## [DATA EXCERPTS]
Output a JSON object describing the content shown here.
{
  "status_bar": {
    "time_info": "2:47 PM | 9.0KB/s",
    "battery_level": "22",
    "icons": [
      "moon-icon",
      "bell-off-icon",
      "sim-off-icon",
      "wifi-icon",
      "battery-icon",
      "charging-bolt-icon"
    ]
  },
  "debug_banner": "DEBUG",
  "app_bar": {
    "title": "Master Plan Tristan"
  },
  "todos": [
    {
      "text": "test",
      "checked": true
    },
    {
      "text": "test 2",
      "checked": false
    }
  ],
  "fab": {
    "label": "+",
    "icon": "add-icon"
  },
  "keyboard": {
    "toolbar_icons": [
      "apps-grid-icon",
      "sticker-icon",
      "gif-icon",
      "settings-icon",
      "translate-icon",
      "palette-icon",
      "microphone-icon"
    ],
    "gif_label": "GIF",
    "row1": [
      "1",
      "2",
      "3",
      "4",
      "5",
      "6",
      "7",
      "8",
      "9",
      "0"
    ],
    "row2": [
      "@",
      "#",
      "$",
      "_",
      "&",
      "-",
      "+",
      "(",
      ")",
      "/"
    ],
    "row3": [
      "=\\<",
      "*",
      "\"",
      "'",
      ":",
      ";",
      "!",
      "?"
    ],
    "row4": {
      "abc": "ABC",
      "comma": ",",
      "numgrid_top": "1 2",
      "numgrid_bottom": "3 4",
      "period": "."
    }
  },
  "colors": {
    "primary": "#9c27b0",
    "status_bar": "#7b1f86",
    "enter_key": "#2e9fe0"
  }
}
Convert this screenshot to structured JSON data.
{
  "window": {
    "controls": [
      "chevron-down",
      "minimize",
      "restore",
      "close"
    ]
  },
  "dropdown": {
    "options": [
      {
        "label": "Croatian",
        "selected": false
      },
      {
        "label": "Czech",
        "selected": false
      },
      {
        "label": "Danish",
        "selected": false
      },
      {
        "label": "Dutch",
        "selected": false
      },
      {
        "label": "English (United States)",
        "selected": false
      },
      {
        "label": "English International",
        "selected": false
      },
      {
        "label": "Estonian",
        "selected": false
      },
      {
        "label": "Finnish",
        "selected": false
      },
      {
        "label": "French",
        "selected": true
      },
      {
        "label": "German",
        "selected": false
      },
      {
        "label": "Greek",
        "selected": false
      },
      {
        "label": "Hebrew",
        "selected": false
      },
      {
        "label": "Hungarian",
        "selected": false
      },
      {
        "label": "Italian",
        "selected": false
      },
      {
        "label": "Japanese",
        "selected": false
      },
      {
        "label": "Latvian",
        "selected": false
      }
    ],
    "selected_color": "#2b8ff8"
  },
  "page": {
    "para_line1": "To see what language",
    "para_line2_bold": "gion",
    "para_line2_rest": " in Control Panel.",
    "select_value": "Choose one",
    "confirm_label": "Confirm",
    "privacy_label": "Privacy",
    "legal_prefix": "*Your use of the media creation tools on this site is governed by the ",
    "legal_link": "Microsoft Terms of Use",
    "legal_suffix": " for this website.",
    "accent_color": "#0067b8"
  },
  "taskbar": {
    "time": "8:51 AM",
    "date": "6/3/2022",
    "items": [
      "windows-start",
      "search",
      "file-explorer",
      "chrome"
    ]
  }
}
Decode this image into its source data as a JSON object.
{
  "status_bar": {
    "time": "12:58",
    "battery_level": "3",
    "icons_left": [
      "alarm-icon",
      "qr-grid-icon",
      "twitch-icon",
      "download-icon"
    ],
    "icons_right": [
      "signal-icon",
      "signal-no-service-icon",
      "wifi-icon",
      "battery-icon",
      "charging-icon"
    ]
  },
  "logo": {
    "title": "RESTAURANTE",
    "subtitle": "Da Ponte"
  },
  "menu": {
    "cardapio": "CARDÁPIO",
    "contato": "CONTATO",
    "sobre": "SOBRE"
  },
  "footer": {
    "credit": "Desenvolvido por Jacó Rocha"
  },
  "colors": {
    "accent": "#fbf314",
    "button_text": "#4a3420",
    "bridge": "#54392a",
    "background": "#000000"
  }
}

## [WHAT THE TASK ASKS]
Without leaving anything out, give the entries again exactly.

## [EXERCISE OUTPUT]
Output a JSON object describing the content shown here.
{
  "status_bar": {
    "time_info": "2:47 PM | 9.0KB/s",
    "battery_level": "22",
    "icons": [
      "moon-icon",
      "bell-off-icon",
      "sim-off-icon",
      "wifi-icon",
      "battery-icon",
      "charging-bolt-icon"
    ]
  },
  "debug_banner": "DEBUG",
  "app_bar": {
    "title": "Master Plan Tristan"
  },
  "todos": [
    {
      "text": "test",
      "checked": true
    },
    {
      "text": "test 2",
      "checked": false
    }
  ],
  "fab": {
    "label": "+",
    "icon": "add-icon"
  },
  "keyboard": {
    "toolbar_icons": [
      "apps-grid-icon",
      "sticker-icon",
      "gif-icon",
      "settings-icon",
      "translate-icon",
      "palette-icon",
      "microphone-icon"
    ],
    "gif_label": "GIF",
    "row1": [
      "1",
      "2",
      "3",
      "4",
      "5",
      "6",
      "7",
      "8",
      "9",
      "0"
    ],
    "row2": [
      "@",
      "#",
      "$",
      "_",
      "&",
      "-",
      "+",
      "(",
      ")",
      "/"
    ],
    "row3": [
      "=\\<",
      "*",
      "\"",
      "'",
      ":",
      ";",
      "!",
      "?"
    ],
    "row4": {
      "abc": "ABC",
      "comma": ",",
      "numgrid_top": "1 2",
      "numgrid_bottom": "3 4",
      "period": "."
    }
  },
  "colors": {
    "primary": "#9c27b0",
    "status_bar": "#7b1f86",
    "enter_key": "#2e9fe0"
  }
}
Convert this screenshot to structured JSON data.
{
  "window": {
    "controls": [
      "chevron-down",
      "minimize",
      "restore",
      "close"
    ]
  },
  "dropdown": {
    "options": [
      {
        "label": "Croatian",
        "selected": false
      },
      {
        "label": "Czech",
        "selected": false
      },
      {
        "label": "Danish",
        "selected": false
      },
      {
        "label": "Dutch",
        "selected": false
      },
      {
        "label": "English (United States)",
        "selected": false
      },
      {
        "label": "English International",
        "selected": false
      },
      {
        "label": "Estonian",
        "selected": false
      },
      {
        "label": "Finnish",
        "selected": false
      },
      {
        "label": "French",
        "selected": true
      },
      {
        "label": "German",
        "selected": false
      },
      {
        "label": "Greek",
        "selected": false
      },
      {
        "label": "Hebrew",
        "selected": false
      },
      {
        "label": "Hungarian",
        "selected": false
      },
      {
        "label": "Italian",
        "selected": false
      },
      {
        "label": "Japanese",
        "selected": false
      },
      {
        "label": "Latvian",
        "selected": false
      }
    ],
    "selected_color": "#2b8ff8"
  },
  "page": {
    "para_line1": "To see what language",
    "para_line2_bold": "gion",
    "para_line2_rest": " in Control Panel.",
    "select_value": "Choose one",
    "confirm_label": "Confirm",
    "privacy_label": "Privacy",
    "legal_prefix": "*Your use of the media creation tools on this site is governed by the ",
    "legal_link": "Microsoft Terms of Use",
    "legal_suffix": " for this website.",
    "accent_color": "#0067b8"
  },
  "taskbar": {
    "time": "8:51 AM",
    "date": "6/3/2022",
    "items": [
      "windows-start",
      "search",
      "file-explorer",
      "chrome"
    ]
  }
}
Decode this image into its source data as a JSON object.
{
  "status_bar": {
    "time": "12:58",
    "battery_level": "3",
    "icons_left": [
      "alarm-icon",
      "qr-grid-icon",
      "twitch-icon",
      "download-icon"
    ],
    "icons_right": [
      "signal-icon",
      "signal-no-service-icon",
      "wifi-icon",
      "battery-icon",
      "charging-icon"
    ]
  },
  "logo": {
    "title": "RESTAURANTE",
    "subtitle": "Da Ponte"
  },
  "menu": {
    "cardapio": "CARDÁPIO",
    "contato": "CONTATO",
    "sobre": "SOBRE"
  },
  "footer": {
    "credit": "Desenvolvido por Jacó Rocha"
  },
  "colors": {
    "accent": "#fbf314",
    "button_text": "#4a3420",
    "bridge": "#54392a",
    "background": "#000000"
  }
}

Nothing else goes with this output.